+++ Passage to read +++
Some 650,000 weapons were turned in, accounting for about 20 percent of the total number of firearms held privately at the time, according to a 2003 study.
But the effects were large.

Since 1979, gun-related deaths in Australia peaked in 1987 at 694 and declined to 516 by 1996, the year of the massacre, according to the website GunPolicy.org, hosted by the Sydney School of Public Health at the University of Sydney. Numbers declined significantly in the years after the new laws passed, reaching 243 in 2004 and have remained between 190 and 250 ever since.

Those death numbers are not broken out by suicide, homicide and accident, though.

In the 18 years before the 1996 law passed, there had been 13 gun “massacres” — the killing of four or more people at one time — resulting in more than 100 deaths, according to the Harvard Injury Control Research Center.

No such mass killings occurred in Australia for more than a decade after the law was passed, the center found, though four people were killed in a shooting in June in Darwin, and seven people died in an apparent murder-suicide in Osmington last year.

But more recent analysis of Australia’s programs called into question the extent to which they affected homicides or suicides, said Mike Scott, director of the Center for Problem-Oriented Policing at Arizona State University.

“The American gun experience is somewhat unique in the world,” Mr. Scott said. “Unless we dramatically change the laws relating to the manufacture, sale, transfer, possession of guns, we’re going to live in a society that is heavily armed at all times. And I don’t sense that there is any public, or certainly political, appetite for fundamentally changing that reality.”

In addition to the constitutional hurdles raised by Mr. Biden, there’s also a massive difference in the scale of ownership. One estimate says Australia had about 3.2 million firearms for its 18.3 million residents in 1996 — almost six people for each firearm. By contrast, the Small Arms Survey last year estimated that there were 393 million firearms in America, a number greater than the U.S. population of less than 330 million.

Still, the public wants to see something done.

Three-quarters of respondents said they would support a voluntary program in which the government would buy back firearms that people no longer wanted, according to an NBC News/Wall Street Journal poll released this week.

Local law enforcement agencies such as those in Oregon already try to do that on a voluntary basis.

Monica Kirk, an activist in the state, said they are “very pleased” with the voluntary turn-in program, one of which is run cooperatively between a local chapter of the Ceasefire Oregon Education Foundation and the Newport police department.

She said one major coup has been a local pawn shop owner turning in inexpensive handguns in exchange for payments. She said police have identified those “Saturday Night Specials” as used in a disproportionate number of petty crimes, and getting them out of circulation improves safety.
+++
**To do**
- A) In the passage on gun buybacks, how many firearms did the Small Arms Survey estimate there were in America?
- B) Reproduce the passage on gun buybacks word for word between "In the 18 years" and "Control Research Center.", inclusive.
The data has no connection to the passage on gun buybacks.
+++ Available data +++
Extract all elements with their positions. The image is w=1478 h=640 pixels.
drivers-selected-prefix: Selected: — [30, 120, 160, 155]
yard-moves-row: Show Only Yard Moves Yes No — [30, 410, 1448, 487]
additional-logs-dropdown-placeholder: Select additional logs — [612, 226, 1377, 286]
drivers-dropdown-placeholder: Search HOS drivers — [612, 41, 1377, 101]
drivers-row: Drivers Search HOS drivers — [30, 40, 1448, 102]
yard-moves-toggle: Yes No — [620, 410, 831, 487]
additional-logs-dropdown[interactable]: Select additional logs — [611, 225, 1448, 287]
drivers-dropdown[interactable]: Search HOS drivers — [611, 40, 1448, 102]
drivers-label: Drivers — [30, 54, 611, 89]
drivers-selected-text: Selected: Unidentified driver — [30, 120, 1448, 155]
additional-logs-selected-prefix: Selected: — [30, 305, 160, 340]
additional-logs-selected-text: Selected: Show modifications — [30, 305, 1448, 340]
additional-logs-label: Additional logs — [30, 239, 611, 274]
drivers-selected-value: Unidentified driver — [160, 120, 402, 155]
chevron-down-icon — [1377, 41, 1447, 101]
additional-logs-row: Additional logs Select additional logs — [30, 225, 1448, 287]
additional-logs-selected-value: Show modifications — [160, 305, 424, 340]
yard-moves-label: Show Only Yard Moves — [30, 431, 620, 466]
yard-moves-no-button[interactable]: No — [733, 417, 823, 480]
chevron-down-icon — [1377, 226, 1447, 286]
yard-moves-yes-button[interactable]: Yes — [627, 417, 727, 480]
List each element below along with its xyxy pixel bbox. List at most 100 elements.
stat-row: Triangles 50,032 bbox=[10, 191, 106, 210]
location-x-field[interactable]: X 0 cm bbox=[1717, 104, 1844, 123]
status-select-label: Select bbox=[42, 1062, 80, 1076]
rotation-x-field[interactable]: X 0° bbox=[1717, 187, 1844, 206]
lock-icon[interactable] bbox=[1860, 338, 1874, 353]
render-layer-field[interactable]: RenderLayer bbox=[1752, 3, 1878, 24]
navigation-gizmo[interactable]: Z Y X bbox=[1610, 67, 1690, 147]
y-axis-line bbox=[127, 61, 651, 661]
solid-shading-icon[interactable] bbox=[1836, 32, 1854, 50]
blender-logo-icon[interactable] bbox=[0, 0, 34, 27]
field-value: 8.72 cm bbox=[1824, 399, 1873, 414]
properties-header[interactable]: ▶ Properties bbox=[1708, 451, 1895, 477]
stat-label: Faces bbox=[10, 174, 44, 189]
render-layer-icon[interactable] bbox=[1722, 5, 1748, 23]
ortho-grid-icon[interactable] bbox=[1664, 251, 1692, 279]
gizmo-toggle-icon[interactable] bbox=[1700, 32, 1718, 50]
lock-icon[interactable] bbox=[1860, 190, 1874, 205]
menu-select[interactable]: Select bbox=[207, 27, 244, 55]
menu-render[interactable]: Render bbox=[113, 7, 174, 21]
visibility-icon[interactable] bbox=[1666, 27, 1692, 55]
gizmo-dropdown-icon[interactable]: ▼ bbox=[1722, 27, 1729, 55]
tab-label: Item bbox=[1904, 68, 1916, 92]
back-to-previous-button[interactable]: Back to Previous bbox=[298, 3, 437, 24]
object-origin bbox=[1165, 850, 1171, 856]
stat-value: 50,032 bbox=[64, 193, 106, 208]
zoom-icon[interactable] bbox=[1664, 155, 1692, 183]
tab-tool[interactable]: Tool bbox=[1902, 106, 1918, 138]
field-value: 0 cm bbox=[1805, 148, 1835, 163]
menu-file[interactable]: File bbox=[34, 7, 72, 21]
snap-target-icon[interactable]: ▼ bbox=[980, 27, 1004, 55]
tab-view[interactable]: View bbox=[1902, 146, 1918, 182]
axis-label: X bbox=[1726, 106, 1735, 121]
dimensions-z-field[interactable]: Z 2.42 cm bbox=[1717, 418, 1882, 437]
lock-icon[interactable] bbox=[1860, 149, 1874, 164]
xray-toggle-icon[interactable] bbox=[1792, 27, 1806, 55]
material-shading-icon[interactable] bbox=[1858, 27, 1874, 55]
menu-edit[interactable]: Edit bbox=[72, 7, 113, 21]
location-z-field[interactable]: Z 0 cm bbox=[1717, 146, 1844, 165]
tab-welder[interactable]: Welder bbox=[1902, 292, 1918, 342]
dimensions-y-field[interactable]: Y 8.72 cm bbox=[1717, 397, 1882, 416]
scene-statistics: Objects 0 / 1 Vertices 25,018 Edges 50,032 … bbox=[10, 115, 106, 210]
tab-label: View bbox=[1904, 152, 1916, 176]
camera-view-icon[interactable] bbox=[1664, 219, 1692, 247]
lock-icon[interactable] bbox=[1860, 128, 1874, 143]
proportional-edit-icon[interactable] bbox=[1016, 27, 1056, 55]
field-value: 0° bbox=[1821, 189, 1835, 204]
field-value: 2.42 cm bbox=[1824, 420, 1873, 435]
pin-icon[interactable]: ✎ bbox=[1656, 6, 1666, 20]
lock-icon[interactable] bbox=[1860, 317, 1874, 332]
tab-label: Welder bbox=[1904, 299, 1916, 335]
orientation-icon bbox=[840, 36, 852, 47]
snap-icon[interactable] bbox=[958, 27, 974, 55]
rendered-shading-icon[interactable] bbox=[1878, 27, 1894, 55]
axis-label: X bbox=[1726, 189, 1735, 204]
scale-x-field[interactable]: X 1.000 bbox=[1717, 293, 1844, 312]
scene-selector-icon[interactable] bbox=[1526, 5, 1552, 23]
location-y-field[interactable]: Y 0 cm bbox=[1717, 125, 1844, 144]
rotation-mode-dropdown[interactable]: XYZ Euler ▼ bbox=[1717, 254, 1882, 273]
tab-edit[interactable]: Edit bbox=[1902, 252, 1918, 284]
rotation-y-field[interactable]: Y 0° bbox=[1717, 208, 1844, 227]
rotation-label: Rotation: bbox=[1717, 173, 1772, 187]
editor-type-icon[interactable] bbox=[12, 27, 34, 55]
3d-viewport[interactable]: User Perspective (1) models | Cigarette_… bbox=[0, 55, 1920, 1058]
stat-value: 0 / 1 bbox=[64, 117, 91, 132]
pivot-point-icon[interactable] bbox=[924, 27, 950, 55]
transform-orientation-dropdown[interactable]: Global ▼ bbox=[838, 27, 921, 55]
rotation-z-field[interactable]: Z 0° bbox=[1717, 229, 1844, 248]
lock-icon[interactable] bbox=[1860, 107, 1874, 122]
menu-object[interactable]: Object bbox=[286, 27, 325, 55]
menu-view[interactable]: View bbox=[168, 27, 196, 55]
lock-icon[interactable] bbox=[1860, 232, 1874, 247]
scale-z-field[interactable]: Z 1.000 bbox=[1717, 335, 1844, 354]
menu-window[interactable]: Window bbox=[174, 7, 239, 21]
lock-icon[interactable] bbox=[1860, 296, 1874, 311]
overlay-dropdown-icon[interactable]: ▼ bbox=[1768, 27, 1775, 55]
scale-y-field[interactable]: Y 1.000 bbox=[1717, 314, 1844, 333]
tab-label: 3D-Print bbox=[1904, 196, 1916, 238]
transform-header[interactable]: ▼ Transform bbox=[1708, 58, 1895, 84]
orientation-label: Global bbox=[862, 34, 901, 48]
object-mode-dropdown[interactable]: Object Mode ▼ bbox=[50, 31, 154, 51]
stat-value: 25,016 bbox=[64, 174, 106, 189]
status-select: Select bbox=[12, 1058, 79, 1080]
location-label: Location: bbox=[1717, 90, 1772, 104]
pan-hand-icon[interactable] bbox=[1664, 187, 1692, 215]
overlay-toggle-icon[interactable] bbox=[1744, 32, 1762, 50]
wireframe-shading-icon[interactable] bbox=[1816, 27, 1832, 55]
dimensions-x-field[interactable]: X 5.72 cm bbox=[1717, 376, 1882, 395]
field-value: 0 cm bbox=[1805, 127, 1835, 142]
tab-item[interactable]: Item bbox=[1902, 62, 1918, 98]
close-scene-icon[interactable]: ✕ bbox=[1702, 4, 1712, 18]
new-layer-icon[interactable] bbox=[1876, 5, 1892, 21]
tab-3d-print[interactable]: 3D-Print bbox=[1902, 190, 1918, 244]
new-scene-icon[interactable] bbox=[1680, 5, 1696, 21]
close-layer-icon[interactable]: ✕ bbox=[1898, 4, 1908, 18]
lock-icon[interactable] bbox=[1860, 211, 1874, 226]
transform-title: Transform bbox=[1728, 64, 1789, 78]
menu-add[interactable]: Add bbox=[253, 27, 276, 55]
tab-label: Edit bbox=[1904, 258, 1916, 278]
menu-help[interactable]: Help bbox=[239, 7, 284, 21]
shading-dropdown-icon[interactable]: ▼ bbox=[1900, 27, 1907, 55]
+++
**Outputs in order**
- A) 393 million.

- B)
In the 18 years before the 1996 law passed, there had been 13 gun “massacres” — the killing of four or more people at one time — resulting in more than 100 deaths, according to the Harvard Injury Control Research Center.